::: Document extract

Last week, Sen. Joe Manchin (D-WV) finally stopped playing games
and said that he will not vote for a budget reconciliation bill
that contains the Clean Electricity Performance Program (CEPP).


You can read my interview with Sen. Tina Smith (D-MN) for more on
the CEPP and this post to understand why it is so centrally
important to serious climate policy. I won’t get into all those
arguments again. Suffice it to say, it’s a good policy and losing
it is bummer.


Insofar as Manchin has offered any reason for killing the CEPP,
it is an alleged concern over “using taxpayer dollars to pay
private companies to do things they’re already doing.”


But that is just incorrect.


Utilities are not “already doing” what the CEPP requires, i.e.,
increasing their share of clean energy 4 percentage points
year-on-year, every year. Only a tiny handful of the nation’s
thousands of utilities are on that trajectory.


The sector as a whole is slowly decarbonizing, but the whole
point of the policy is to accelerate the process to meet US
carbon targets.


Manchin knows that. It’s precisely what he’s trying to prevent.
He told CNN flat out, “I'm not going to sit back and let anyone
accelerate whatever the market's changes are doing.”


Why not? Well, he wants to keep fossil fuel power plants open,
which is incompatible with Biden’s publicly stated goal of 50 to
52 percent carbon reductions from 2005 levels by 2030.


Manchin is standing up for local fossil fuel interests (including
his own) against the president, 49 of his colleagues in the
Democratic caucus, a majority of legislators in the House, a
majority of voters, and even a majority of West Virginia voters.


He also wants to slash the child tax credit. He’s just a jerk. It
is what it is.

::::::

# Aim A
In the CEPP article, how much must utilities raise their share of clean energy each year under the program?
# Aim B
Can you sum up the CEPP article in two sentences?
# Aim C
Could you turn the paragraph of the CEPP article beginning "Manchin is standing up for local fossil fuel interests" into a list?
The data that comes next is from a separate source.

::: Record set

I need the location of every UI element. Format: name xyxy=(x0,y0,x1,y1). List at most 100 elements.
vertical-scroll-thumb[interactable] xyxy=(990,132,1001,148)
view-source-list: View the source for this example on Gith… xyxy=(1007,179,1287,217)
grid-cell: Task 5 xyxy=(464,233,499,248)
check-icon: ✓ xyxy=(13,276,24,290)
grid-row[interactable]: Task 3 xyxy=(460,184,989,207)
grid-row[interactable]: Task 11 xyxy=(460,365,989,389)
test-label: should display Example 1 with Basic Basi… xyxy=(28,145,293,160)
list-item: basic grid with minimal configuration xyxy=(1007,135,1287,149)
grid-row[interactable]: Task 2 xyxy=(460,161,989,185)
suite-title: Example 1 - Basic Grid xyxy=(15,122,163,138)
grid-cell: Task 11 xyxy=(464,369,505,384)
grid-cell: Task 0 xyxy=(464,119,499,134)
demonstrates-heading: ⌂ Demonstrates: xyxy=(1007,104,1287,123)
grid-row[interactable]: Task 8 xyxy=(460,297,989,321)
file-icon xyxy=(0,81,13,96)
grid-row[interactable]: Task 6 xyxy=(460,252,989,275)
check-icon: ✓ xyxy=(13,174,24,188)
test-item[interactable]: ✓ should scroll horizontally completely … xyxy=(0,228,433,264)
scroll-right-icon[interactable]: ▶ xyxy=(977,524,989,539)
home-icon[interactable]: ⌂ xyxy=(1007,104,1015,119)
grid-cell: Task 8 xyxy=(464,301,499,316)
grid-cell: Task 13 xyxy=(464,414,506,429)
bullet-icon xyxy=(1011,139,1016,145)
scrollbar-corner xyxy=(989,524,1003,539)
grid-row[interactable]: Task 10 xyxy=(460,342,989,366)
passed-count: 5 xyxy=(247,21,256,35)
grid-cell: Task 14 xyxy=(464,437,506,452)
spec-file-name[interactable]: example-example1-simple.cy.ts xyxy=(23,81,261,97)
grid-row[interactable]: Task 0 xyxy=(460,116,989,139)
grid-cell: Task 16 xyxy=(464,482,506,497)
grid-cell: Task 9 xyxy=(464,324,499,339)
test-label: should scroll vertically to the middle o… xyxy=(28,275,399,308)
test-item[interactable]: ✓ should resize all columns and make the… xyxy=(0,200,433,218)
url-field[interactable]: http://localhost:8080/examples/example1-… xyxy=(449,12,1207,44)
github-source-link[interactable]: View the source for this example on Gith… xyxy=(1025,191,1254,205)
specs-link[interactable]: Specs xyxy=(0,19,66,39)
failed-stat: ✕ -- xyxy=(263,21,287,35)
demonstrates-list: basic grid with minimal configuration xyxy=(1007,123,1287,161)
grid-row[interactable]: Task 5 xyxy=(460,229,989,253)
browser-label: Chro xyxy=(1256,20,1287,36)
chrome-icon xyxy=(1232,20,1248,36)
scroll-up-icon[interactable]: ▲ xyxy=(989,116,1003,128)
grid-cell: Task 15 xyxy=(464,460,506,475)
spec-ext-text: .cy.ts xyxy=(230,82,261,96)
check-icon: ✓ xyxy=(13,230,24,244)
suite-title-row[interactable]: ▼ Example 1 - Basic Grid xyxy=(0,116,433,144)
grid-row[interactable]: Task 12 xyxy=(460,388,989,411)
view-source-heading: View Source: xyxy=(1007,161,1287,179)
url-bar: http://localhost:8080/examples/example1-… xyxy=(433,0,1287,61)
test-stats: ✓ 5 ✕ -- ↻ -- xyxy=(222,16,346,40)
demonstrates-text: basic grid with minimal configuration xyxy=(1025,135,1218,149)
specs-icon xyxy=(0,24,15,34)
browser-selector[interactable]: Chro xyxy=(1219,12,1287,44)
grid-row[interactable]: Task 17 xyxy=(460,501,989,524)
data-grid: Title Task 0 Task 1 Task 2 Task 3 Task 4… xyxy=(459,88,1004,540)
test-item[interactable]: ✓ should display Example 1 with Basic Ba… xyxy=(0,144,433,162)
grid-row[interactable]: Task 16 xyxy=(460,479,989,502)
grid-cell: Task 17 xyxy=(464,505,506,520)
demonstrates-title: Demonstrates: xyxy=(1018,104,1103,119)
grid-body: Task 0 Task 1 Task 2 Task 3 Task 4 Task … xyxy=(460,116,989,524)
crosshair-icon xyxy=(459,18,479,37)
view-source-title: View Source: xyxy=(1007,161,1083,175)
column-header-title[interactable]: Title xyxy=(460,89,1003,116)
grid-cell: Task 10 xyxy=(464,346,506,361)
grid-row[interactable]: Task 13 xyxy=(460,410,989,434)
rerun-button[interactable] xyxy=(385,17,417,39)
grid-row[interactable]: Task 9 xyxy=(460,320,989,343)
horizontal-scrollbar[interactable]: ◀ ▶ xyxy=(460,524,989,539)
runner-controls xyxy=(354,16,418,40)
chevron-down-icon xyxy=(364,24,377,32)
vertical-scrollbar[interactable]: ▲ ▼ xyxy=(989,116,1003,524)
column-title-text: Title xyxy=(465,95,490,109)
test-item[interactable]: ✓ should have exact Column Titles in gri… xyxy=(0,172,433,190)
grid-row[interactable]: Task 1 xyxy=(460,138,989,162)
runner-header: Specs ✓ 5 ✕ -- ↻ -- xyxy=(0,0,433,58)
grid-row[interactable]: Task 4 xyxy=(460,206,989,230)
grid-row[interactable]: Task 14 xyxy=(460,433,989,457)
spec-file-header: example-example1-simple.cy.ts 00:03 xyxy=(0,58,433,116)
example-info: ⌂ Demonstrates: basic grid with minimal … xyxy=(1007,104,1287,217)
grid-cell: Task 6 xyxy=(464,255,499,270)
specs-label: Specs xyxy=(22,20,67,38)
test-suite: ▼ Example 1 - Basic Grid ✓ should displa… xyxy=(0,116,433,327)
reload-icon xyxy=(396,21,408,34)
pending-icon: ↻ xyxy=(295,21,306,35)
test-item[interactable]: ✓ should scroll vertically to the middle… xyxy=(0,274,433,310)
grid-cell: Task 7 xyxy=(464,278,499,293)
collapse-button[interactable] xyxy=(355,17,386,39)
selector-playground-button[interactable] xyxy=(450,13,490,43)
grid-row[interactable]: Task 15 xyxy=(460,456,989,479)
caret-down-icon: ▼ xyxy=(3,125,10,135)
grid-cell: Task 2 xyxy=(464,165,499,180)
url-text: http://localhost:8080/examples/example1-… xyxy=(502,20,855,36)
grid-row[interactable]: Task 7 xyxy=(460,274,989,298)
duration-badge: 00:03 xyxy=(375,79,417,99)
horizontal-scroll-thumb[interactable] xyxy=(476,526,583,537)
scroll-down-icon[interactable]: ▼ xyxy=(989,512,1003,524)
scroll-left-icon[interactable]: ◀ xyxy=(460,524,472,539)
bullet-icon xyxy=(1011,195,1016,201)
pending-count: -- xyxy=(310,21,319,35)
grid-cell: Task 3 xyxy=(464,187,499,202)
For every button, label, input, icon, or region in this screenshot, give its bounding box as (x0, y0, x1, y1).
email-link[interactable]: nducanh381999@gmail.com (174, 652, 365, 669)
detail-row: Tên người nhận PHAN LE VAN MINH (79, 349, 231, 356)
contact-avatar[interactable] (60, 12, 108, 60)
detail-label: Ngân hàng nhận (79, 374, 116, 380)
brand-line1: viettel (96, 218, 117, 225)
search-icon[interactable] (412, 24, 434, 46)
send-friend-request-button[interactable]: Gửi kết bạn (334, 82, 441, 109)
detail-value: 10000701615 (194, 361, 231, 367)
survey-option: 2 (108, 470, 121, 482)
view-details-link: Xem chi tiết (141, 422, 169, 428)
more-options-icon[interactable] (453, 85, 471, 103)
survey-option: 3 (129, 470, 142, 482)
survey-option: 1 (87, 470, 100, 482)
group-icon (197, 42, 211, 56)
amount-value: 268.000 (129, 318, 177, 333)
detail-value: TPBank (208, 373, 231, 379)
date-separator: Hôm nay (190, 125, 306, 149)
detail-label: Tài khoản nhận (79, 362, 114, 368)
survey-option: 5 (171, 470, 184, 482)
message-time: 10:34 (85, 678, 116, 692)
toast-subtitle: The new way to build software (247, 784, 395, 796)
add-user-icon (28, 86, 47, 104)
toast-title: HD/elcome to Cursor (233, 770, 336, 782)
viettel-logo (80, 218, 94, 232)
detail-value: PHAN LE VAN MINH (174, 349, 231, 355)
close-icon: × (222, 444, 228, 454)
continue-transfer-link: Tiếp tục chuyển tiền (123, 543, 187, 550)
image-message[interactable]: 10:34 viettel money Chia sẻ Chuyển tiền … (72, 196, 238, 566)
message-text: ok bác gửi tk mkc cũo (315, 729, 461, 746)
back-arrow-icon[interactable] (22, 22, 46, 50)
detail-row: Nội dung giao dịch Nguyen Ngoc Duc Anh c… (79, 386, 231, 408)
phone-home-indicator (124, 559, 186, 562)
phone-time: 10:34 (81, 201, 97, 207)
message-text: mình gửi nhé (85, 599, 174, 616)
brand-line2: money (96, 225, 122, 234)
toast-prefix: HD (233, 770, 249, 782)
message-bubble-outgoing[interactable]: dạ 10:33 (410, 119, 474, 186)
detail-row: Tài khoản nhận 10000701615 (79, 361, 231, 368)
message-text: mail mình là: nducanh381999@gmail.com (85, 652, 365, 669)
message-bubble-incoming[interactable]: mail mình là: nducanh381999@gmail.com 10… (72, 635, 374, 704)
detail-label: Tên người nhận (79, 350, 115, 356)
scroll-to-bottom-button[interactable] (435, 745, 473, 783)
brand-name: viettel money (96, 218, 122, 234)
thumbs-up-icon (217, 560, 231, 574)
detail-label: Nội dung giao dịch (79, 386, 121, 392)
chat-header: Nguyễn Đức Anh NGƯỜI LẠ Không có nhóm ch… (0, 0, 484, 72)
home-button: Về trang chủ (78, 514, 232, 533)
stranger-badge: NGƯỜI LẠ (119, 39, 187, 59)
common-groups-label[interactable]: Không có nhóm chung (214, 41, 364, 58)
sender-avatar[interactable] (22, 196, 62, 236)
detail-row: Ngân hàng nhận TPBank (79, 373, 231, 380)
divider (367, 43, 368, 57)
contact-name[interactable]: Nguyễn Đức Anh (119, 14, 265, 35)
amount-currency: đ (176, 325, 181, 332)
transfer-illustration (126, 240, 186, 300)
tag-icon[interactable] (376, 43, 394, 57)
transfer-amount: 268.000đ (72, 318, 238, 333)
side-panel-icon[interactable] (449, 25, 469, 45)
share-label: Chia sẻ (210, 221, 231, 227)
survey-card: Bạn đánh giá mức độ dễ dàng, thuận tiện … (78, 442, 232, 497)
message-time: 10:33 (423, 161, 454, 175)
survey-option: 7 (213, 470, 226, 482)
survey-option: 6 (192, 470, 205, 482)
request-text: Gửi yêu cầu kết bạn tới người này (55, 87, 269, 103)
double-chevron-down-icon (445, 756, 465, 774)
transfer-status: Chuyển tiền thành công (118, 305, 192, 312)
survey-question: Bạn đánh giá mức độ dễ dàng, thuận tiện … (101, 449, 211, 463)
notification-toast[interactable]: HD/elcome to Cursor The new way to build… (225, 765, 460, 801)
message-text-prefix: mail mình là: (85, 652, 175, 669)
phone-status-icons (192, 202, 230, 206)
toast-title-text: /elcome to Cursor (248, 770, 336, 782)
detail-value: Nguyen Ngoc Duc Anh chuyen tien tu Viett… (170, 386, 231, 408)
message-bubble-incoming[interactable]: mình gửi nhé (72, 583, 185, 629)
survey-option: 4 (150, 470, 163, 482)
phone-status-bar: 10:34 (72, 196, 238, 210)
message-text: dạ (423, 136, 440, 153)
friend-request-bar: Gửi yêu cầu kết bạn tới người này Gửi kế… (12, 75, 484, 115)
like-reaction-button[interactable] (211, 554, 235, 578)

::::::

# Full solution A
Four percentage points year-on-year, every year.

# Full solution B
Sen. Joe Manchin said he will not vote for a budget reconciliation bill containing the Clean Electricity Performance Program, citing a concern over using taxpayer dollars to pay private companies to do things they're already doing. The author calls that incorrect because only a tiny handful of utilities are increasing clean energy 4 percentage points a year, and argues that Manchin opposes accelerating decarbonization because he wants to keep fossil fuel power plants open.

# Full solution C
Manchin is standing up for local fossil fuel interests, including his own, against:
- the president
- 49 of his colleagues in the Democratic caucus
- a majority of legislators in the House
- a majority of voters
- a majority of West Virginia voters